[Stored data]
#####
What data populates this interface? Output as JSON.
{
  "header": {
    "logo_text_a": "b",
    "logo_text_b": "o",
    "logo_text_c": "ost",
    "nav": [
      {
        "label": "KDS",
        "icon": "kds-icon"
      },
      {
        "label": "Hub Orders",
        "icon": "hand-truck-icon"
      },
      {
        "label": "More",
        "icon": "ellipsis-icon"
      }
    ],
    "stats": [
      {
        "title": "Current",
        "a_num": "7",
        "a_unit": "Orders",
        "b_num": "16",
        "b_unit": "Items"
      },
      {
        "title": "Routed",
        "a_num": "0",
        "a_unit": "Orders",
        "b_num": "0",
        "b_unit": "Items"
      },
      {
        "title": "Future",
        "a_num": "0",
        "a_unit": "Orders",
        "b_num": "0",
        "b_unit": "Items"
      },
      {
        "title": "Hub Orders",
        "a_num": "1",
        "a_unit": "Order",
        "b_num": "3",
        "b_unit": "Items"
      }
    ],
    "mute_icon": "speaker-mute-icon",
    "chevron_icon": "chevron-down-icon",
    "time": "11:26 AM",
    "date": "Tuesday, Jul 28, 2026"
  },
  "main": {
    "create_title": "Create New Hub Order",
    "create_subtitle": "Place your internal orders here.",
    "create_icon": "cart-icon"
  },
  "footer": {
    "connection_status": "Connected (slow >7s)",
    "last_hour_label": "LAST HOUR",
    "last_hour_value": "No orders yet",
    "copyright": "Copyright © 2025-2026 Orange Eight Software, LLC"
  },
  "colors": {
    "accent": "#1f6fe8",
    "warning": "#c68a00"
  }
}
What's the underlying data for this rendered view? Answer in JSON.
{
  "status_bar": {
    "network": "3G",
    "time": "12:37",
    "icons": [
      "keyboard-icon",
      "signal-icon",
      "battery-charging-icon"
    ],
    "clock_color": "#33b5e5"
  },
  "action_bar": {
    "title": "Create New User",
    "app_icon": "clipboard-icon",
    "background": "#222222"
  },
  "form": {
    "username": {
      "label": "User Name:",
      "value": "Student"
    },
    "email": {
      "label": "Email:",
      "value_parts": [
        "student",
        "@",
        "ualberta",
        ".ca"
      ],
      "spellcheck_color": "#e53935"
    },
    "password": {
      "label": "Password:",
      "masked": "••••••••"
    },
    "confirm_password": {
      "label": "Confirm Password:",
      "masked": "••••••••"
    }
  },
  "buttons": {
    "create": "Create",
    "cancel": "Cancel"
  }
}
#####
* [Stated problem] Extract the complete set of records unchanged.

* [Solution to this problem]
What data populates this interface? Output as JSON.
{
  "header": {
    "logo_text_a": "b",
    "logo_text_b": "o",
    "logo_text_c": "ost",
    "nav": [
      {
        "label": "KDS",
        "icon": "kds-icon"
      },
      {
        "label": "Hub Orders",
        "icon": "hand-truck-icon"
      },
      {
        "label": "More",
        "icon": "ellipsis-icon"
      }
    ],
    "stats": [
      {
        "title": "Current",
        "a_num": "7",
        "a_unit": "Orders",
        "b_num": "16",
        "b_unit": "Items"
      },
      {
        "title": "Routed",
        "a_num": "0",
        "a_unit": "Orders",
        "b_num": "0",
        "b_unit": "Items"
      },
      {
        "title": "Future",
        "a_num": "0",
        "a_unit": "Orders",
        "b_num": "0",
        "b_unit": "Items"
      },
      {
        "title": "Hub Orders",
        "a_num": "1",
        "a_unit": "Order",
        "b_num": "3",
        "b_unit": "Items"
      }
    ],
    "mute_icon": "speaker-mute-icon",
    "chevron_icon": "chevron-down-icon",
    "time": "11:26 AM",
    "date": "Tuesday, Jul 28, 2026"
  },
  "main": {
    "create_title": "Create New Hub Order",
    "create_subtitle": "Place your internal orders here.",
    "create_icon": "cart-icon"
  },
  "footer": {
    "connection_status": "Connected (slow >7s)",
    "last_hour_label": "LAST HOUR",
    "last_hour_value": "No orders yet",
    "copyright": "Copyright © 2025-2026 Orange Eight Software, LLC"
  },
  "colors": {
    "accent": "#1f6fe8",
    "warning": "#c68a00"
  }
}
What's the underlying data for this rendered view? Answer in JSON.
{
  "status_bar": {
    "network": "3G",
    "time": "12:37",
    "icons": [
      "keyboard-icon",
      "signal-icon",
      "battery-charging-icon"
    ],
    "clock_color": "#33b5e5"
  },
  "action_bar": {
    "title": "Create New User",
    "app_icon": "clipboard-icon",
    "background": "#222222"
  },
  "form": {
    "username": {
      "label": "User Name:",
      "value": "Student"
    },
    "email": {
      "label": "Email:",
      "value_parts": [
        "student",
        "@",
        "ualberta",
        ".ca"
      ],
      "spellcheck_color": "#e53935"
    },
    "password": {
      "label": "Password:",
      "masked": "••••••••"
    },
    "confirm_password": {
      "label": "Confirm Password:",
      "masked": "••••••••"
    }
  },
  "buttons": {
    "create": "Create",
    "cancel": "Cancel"
  }
}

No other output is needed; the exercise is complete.